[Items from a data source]
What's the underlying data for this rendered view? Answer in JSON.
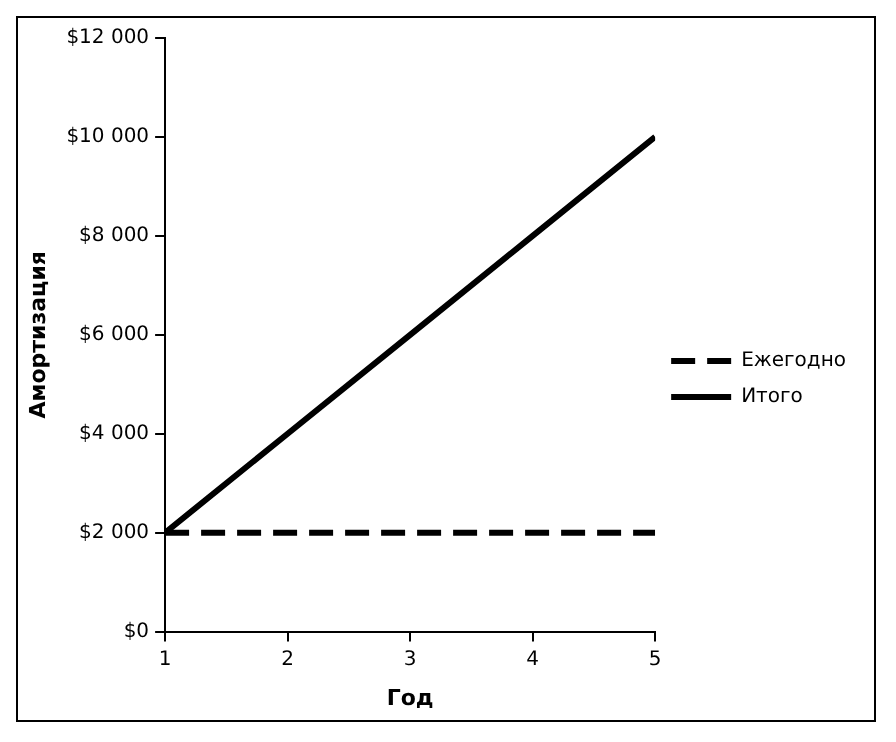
{
  "chart_data": {
    "type": "line",
    "xlabel": "Год",
    "ylabel": "Амортизация",
    "x": [
      1,
      2,
      3,
      4,
      5
    ],
    "series": [
      {
        "name": "Ежегодно",
        "color": "#000000",
        "values": [
          2000,
          2000,
          2000,
          2000,
          2000
        ],
        "line_style": "dashed"
      },
      {
        "name": "Итого",
        "color": "#000000",
        "values": [
          2000,
          4000,
          6000,
          8000,
          10000
        ],
        "line_style": "solid"
      }
    ],
    "xlim": [
      1,
      5
    ],
    "xticks": [
      1,
      2,
      3,
      4,
      5
    ],
    "ylim": [
      0,
      12000
    ],
    "yticks": [
      {
        "value": 0,
        "label": "$0"
      },
      {
        "value": 2000,
        "label": "$2 000"
      },
      {
        "value": 4000,
        "label": "$4 000"
      },
      {
        "value": 6000,
        "label": "$6 000"
      },
      {
        "value": 8000,
        "label": "$8 000"
      },
      {
        "value": 10000,
        "label": "$10 000"
      },
      {
        "value": 12000,
        "label": "$12 000"
      }
    ],
    "grid": false,
    "legend": "right",
    "marker": "none"
  }
}
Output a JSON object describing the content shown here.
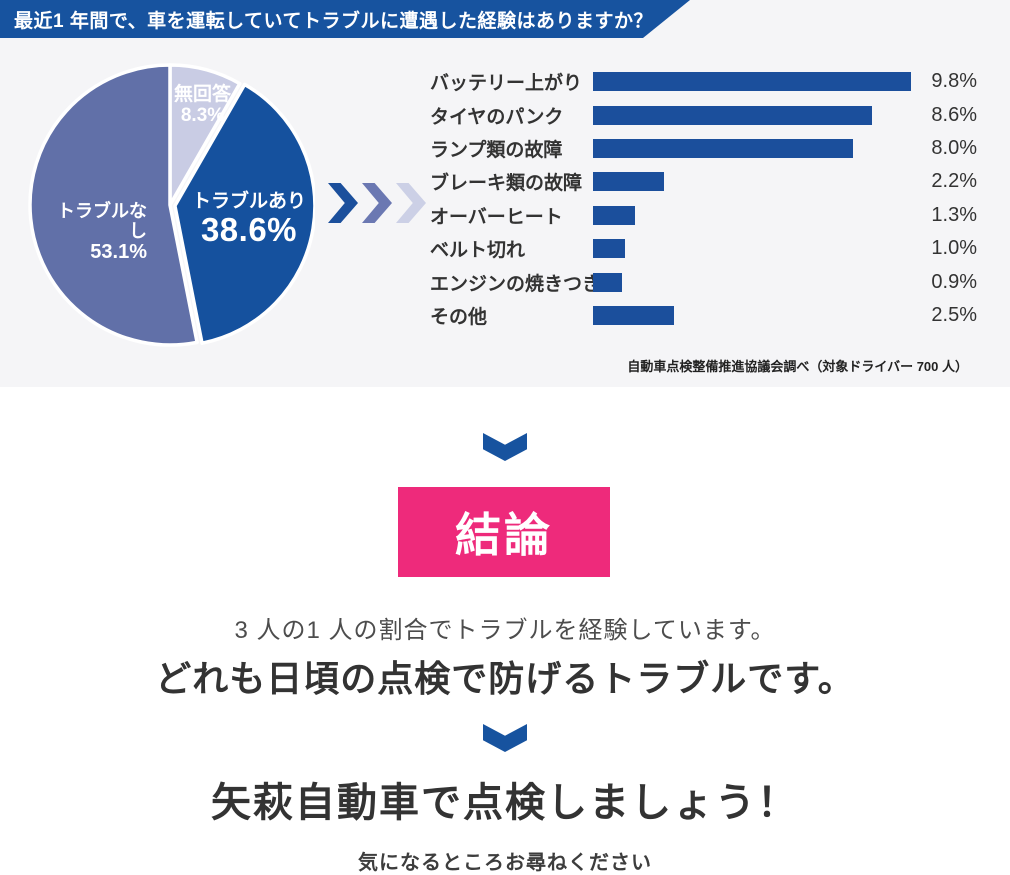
{
  "header": {
    "title": "最近1 年間で、車を運転していてトラブルに遭遇した経験はありますか？"
  },
  "colors": {
    "brand_blue": "#17539f",
    "bar_blue": "#1b4f9c",
    "pie_yes_blue": "#15519e",
    "pie_no_purple": "#6170a8",
    "pie_noanswer_lavender": "#c9cce4",
    "chevron_mid_purple": "#6b78b2",
    "chevron_light_lavender": "#ccd0e6",
    "conclusion_pink": "#ee2a7b",
    "section_bg_gray": "#f5f5f7"
  },
  "chart_data": [
    {
      "type": "pie",
      "title": "最近1 年間で、車を運転していてトラブルに遭遇した経験はありますか？",
      "start_angle_deg": 0,
      "direction": "clockwise",
      "segments": [
        {
          "label": "無回答",
          "value": 8.3,
          "display_value": "8.3%",
          "color": "#c9cce4",
          "offset": 0
        },
        {
          "label": "トラブルあり",
          "value": 38.6,
          "display_value": "38.6%",
          "color": "#15519e",
          "offset": 5
        },
        {
          "label": "トラブルなし",
          "value": 53.1,
          "display_value": "53.1%",
          "color": "#6170a8",
          "offset": 0
        }
      ]
    },
    {
      "type": "bar",
      "orientation": "horizontal",
      "categories": [
        "バッテリー上がり",
        "タイヤのパンク",
        "ランプ類の故障",
        "ブレーキ類の故障",
        "オーバーヒート",
        "ベルト切れ",
        "エンジンの焼きつき",
        "その他"
      ],
      "values": [
        9.8,
        8.6,
        8.0,
        2.2,
        1.3,
        1.0,
        0.9,
        2.5
      ],
      "value_suffix": "%",
      "xlim": [
        0,
        9.8
      ],
      "bar_color": "#1b4f9c",
      "grid": false,
      "legend": false
    }
  ],
  "source_note": "自動車点検整備推進協議会調べ（対象ドライバー 700 人）",
  "conclusion": {
    "badge": "結論",
    "line1": "3 人の1 人の割合でトラブルを経験しています。",
    "line2": "どれも日頃の点検で防げるトラブルです。"
  },
  "cta": {
    "line1": "矢萩自動車で点検しましょう！",
    "line2": "気になるところお尋ねください"
  }
}
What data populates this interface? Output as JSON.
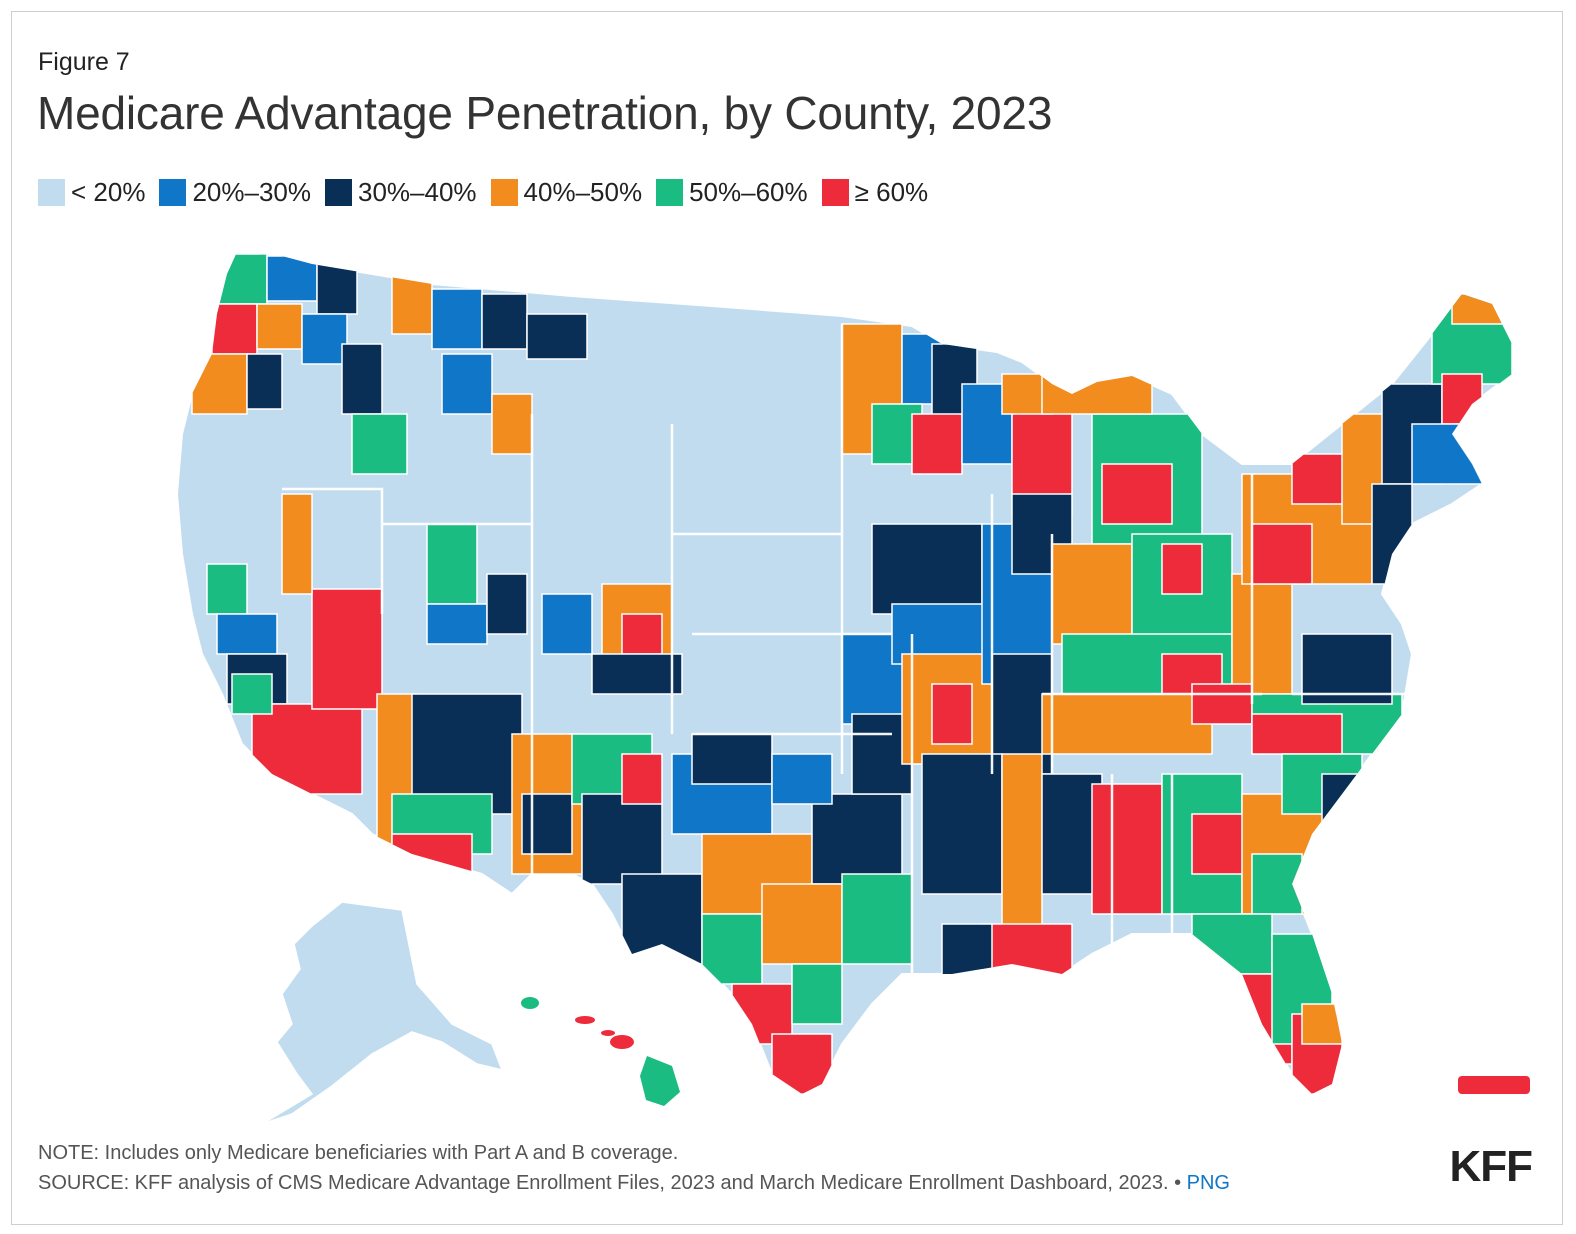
{
  "figure_label": "Figure 7",
  "title": "Medicare Advantage Penetration, by County, 2023",
  "legend": [
    {
      "label": "< 20%",
      "color": "#c2dcef"
    },
    {
      "label": "20%–30%",
      "color": "#0f76c8"
    },
    {
      "label": "30%–40%",
      "color": "#0a2f57"
    },
    {
      "label": "40%–50%",
      "color": "#f28c1e"
    },
    {
      "label": "50%–60%",
      "color": "#1abc82"
    },
    {
      "label": "≥ 60%",
      "color": "#ee2b3a"
    }
  ],
  "note": "NOTE: Includes only Medicare beneficiaries with Part A and B coverage.",
  "source": "SOURCE: KFF analysis of CMS Medicare Advantage Enrollment Files, 2023 and March Medicare Enrollment Dashboard, 2023. •",
  "png_link": "PNG",
  "logo": "KFF"
}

▸ Work to do
Copy out each line exactly, without the pictures.

▸ Worked answer
What's the underlying data for this rendered view? Answer in JSON.
{
  "chart_data": {
    "type": "line",
    "xlabel": "Год",
    "ylabel": "Амортизация",
    "x": [
      1,
      2,
      3,
      4,
      5
    ],
    "series": [
      {
        "name": "Ежегодно",
        "color": "#000000",
        "values": [
          2000,
          2000,
          2000,
          2000,
          2000
        ],
        "line_style": "dashed"
      },
      {
        "name": "Итого",
        "color": "#000000",
        "values": [
          2000,
          4000,
          6000,
          8000,
          10000
        ],
        "line_style": "solid"
      }
    ],
    "xlim": [
      1,
      5
    ],
    "xticks": [
      1,
      2,
      3,
      4,
      5
    ],
    "ylim": [
      0,
      12000
    ],
    "yticks": [
      {
        "value": 0,
        "label": "$0"
      },
      {
        "value": 2000,
        "label": "$2 000"
      },
      {
        "value": 4000,
        "label": "$4 000"
      },
      {
        "value": 6000,
        "label": "$6 000"
      },
      {
        "value": 8000,
        "label": "$8 000"
      },
      {
        "value": 10000,
        "label": "$10 000"
      },
      {
        "value": 12000,
        "label": "$12 000"
      }
    ],
    "grid": false,
    "legend": "right",
    "marker": "none"
  }
}
Output a JSON object describing the content shown here.
{
  "header": {
    "title": "最近1 年間で、車を運転していてトラブルに遭遇した経験はありますか？"
  },
  "colors": {
    "brand_blue": "#17539f",
    "bar_blue": "#1b4f9c",
    "pie_yes_blue": "#15519e",
    "pie_no_purple": "#6170a8",
    "pie_noanswer_lavender": "#c9cce4",
    "chevron_mid_purple": "#6b78b2",
    "chevron_light_lavender": "#ccd0e6",
    "conclusion_pink": "#ee2a7b",
    "section_bg_gray": "#f5f5f7"
  },
  "chart_data": [
    {
      "type": "pie",
      "title": "最近1 年間で、車を運転していてトラブルに遭遇した経験はありますか？",
      "start_angle_deg": 0,
      "direction": "clockwise",
      "segments": [
        {
          "label": "無回答",
          "value": 8.3,
          "display_value": "8.3%",
          "color": "#c9cce4",
          "offset": 0
        },
        {
          "label": "トラブルあり",
          "value": 38.6,
          "display_value": "38.6%",
          "color": "#15519e",
          "offset": 5
        },
        {
          "label": "トラブルなし",
          "value": 53.1,
          "display_value": "53.1%",
          "color": "#6170a8",
          "offset": 0
        }
      ]
    },
    {
      "type": "bar",
      "orientation": "horizontal",
      "categories": [
        "バッテリー上がり",
        "タイヤのパンク",
        "ランプ類の故障",
        "ブレーキ類の故障",
        "オーバーヒート",
        "ベルト切れ",
        "エンジンの焼きつき",
        "その他"
      ],
      "values": [
        9.8,
        8.6,
        8.0,
        2.2,
        1.3,
        1.0,
        0.9,
        2.5
      ],
      "value_suffix": "%",
      "xlim": [
        0,
        9.8
      ],
      "bar_color": "#1b4f9c",
      "grid": false,
      "legend": false
    }
  ],
  "source_note": "自動車点検整備推進協議会調べ（対象ドライバー 700 人）",
  "conclusion": {
    "badge": "結論",
    "line1": "3 人の1 人の割合でトラブルを経験しています。",
    "line2": "どれも日頃の点検で防げるトラブルです。"
  },
  "cta": {
    "line1": "矢萩自動車で点検しましょう！",
    "line2": "気になるところお尋ねください"
  }
}
What data populates this interface? Output as JSON.
{
  "figure_label": "Figure 7",
  "title": "Medicare Advantage Penetration, by County, 2023",
  "legend": [
    {
      "label": "< 20%",
      "color": "#c2dcef"
    },
    {
      "label": "20%–30%",
      "color": "#0f76c8"
    },
    {
      "label": "30%–40%",
      "color": "#0a2f57"
    },
    {
      "label": "40%–50%",
      "color": "#f28c1e"
    },
    {
      "label": "50%–60%",
      "color": "#1abc82"
    },
    {
      "label": "≥ 60%",
      "color": "#ee2b3a"
    }
  ],
  "note": "NOTE: Includes only Medicare beneficiaries with Part A and B coverage.",
  "source": "SOURCE: KFF analysis of CMS Medicare Advantage Enrollment Files, 2023 and March Medicare Enrollment Dashboard, 2023. •",
  "png_link": "PNG",
  "logo": "KFF"
}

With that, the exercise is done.